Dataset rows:

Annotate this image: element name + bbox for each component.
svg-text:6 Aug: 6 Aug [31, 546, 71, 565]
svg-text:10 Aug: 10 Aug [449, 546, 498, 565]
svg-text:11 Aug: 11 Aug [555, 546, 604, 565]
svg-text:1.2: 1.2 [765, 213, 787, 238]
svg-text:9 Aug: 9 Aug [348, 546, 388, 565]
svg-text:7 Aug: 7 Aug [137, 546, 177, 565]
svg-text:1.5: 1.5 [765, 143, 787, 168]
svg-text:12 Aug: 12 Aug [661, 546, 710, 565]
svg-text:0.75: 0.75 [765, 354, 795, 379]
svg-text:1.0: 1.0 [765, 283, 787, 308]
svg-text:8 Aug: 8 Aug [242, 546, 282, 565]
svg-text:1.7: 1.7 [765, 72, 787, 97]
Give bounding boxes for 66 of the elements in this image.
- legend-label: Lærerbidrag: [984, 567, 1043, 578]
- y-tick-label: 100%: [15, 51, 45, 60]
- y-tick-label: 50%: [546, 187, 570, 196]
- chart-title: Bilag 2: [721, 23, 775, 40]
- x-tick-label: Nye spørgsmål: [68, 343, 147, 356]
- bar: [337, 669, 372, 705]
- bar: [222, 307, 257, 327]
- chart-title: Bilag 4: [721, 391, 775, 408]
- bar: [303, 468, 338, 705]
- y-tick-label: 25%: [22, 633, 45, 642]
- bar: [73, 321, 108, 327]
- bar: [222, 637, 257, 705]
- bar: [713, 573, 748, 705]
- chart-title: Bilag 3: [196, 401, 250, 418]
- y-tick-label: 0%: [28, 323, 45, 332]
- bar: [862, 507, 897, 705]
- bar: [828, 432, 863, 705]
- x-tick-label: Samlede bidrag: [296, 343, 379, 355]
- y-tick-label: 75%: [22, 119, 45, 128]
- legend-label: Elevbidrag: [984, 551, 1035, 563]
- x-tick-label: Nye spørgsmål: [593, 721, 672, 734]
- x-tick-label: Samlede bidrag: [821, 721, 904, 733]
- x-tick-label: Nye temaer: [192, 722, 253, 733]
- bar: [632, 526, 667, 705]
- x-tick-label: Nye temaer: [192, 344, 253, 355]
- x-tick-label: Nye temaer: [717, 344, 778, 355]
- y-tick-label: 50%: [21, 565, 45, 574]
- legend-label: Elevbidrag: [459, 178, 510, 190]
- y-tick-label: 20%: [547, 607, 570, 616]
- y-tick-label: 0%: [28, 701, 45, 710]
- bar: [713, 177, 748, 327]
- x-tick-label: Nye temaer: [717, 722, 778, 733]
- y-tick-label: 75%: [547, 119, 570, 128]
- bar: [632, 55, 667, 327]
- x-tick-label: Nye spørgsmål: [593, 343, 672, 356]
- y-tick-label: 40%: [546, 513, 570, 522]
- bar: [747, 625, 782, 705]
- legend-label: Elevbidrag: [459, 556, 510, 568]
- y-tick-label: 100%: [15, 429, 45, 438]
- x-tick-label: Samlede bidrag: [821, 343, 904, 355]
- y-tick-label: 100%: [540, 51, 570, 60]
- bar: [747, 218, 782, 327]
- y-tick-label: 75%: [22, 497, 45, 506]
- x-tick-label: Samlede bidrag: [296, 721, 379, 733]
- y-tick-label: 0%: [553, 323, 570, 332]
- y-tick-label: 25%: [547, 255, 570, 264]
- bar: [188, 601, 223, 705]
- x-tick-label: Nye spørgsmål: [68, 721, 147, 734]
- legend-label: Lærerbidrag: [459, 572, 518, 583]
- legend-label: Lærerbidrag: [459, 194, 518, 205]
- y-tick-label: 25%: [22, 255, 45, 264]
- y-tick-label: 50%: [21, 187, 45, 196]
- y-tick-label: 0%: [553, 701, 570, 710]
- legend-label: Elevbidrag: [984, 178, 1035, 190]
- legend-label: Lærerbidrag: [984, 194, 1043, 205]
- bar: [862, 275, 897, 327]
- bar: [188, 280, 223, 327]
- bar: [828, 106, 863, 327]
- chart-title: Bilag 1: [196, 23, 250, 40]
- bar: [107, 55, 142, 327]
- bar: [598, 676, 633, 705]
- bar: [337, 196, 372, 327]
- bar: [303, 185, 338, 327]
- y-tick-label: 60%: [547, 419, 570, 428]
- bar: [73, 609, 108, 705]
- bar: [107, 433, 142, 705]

[YOUR INSTRUCTIONS]
Reproduce every one of the lines above with no changes at all.

[TASK ANSWER]
Annotate this image: element name + bbox for each component.
svg-text:6 Aug: 6 Aug [31, 546, 71, 565]
svg-text:10 Aug: 10 Aug [449, 546, 498, 565]
svg-text:11 Aug: 11 Aug [555, 546, 604, 565]
svg-text:1.2: 1.2 [765, 213, 787, 238]
svg-text:9 Aug: 9 Aug [348, 546, 388, 565]
svg-text:7 Aug: 7 Aug [137, 546, 177, 565]
svg-text:1.5: 1.5 [765, 143, 787, 168]
svg-text:12 Aug: 12 Aug [661, 546, 710, 565]
svg-text:0.75: 0.75 [765, 354, 795, 379]
svg-text:1.0: 1.0 [765, 283, 787, 308]
svg-text:8 Aug: 8 Aug [242, 546, 282, 565]
svg-text:1.7: 1.7 [765, 72, 787, 97]
Give bounding boxes for 66 of the elements in this image.
- legend-label: Lærerbidrag: [984, 567, 1043, 578]
- y-tick-label: 100%: [15, 51, 45, 60]
- y-tick-label: 50%: [546, 187, 570, 196]
- chart-title: Bilag 2: [721, 23, 775, 40]
- x-tick-label: Nye spørgsmål: [68, 343, 147, 356]
- bar: [337, 669, 372, 705]
- bar: [222, 307, 257, 327]
- chart-title: Bilag 4: [721, 391, 775, 408]
- bar: [303, 468, 338, 705]
- y-tick-label: 25%: [22, 633, 45, 642]
- bar: [73, 321, 108, 327]
- bar: [222, 637, 257, 705]
- bar: [713, 573, 748, 705]
- chart-title: Bilag 3: [196, 401, 250, 418]
- y-tick-label: 0%: [28, 323, 45, 332]
- bar: [862, 507, 897, 705]
- bar: [828, 432, 863, 705]
- x-tick-label: Samlede bidrag: [296, 343, 379, 355]
- y-tick-label: 75%: [22, 119, 45, 128]
- legend-label: Elevbidrag: [984, 551, 1035, 563]
- x-tick-label: Nye spørgsmål: [593, 721, 672, 734]
- x-tick-label: Samlede bidrag: [821, 721, 904, 733]
- x-tick-label: Nye temaer: [192, 722, 253, 733]
- bar: [632, 526, 667, 705]
- x-tick-label: Nye temaer: [192, 344, 253, 355]
- x-tick-label: Nye temaer: [717, 344, 778, 355]
- y-tick-label: 50%: [21, 565, 45, 574]
- legend-label: Elevbidrag: [459, 178, 510, 190]
- y-tick-label: 20%: [547, 607, 570, 616]
- y-tick-label: 0%: [28, 701, 45, 710]
- bar: [713, 177, 748, 327]
- x-tick-label: Nye temaer: [717, 722, 778, 733]
- y-tick-label: 75%: [547, 119, 570, 128]
- bar: [632, 55, 667, 327]
- x-tick-label: Nye spørgsmål: [593, 343, 672, 356]
- y-tick-label: 40%: [546, 513, 570, 522]
- bar: [747, 625, 782, 705]
- legend-label: Elevbidrag: [459, 556, 510, 568]
- y-tick-label: 100%: [15, 429, 45, 438]
- x-tick-label: Samlede bidrag: [821, 343, 904, 355]
- y-tick-label: 100%: [540, 51, 570, 60]
- bar: [747, 218, 782, 327]
- y-tick-label: 75%: [22, 497, 45, 506]
- x-tick-label: Samlede bidrag: [296, 721, 379, 733]
- y-tick-label: 0%: [553, 323, 570, 332]
- y-tick-label: 25%: [547, 255, 570, 264]
- bar: [188, 601, 223, 705]
- x-tick-label: Nye spørgsmål: [68, 721, 147, 734]
- legend-label: Lærerbidrag: [459, 572, 518, 583]
- legend-label: Lærerbidrag: [459, 194, 518, 205]
- y-tick-label: 25%: [22, 255, 45, 264]
- y-tick-label: 50%: [21, 187, 45, 196]
- y-tick-label: 0%: [553, 701, 570, 710]
- legend-label: Elevbidrag: [984, 178, 1035, 190]
- legend-label: Lærerbidrag: [984, 194, 1043, 205]
- bar: [862, 275, 897, 327]
- bar: [188, 280, 223, 327]
- bar: [828, 106, 863, 327]
- chart-title: Bilag 1: [196, 23, 250, 40]
- bar: [107, 55, 142, 327]
- bar: [598, 676, 633, 705]
- bar: [337, 196, 372, 327]
- bar: [303, 185, 338, 327]
- y-tick-label: 60%: [547, 419, 570, 428]
- bar: [73, 609, 108, 705]
- bar: [107, 433, 142, 705]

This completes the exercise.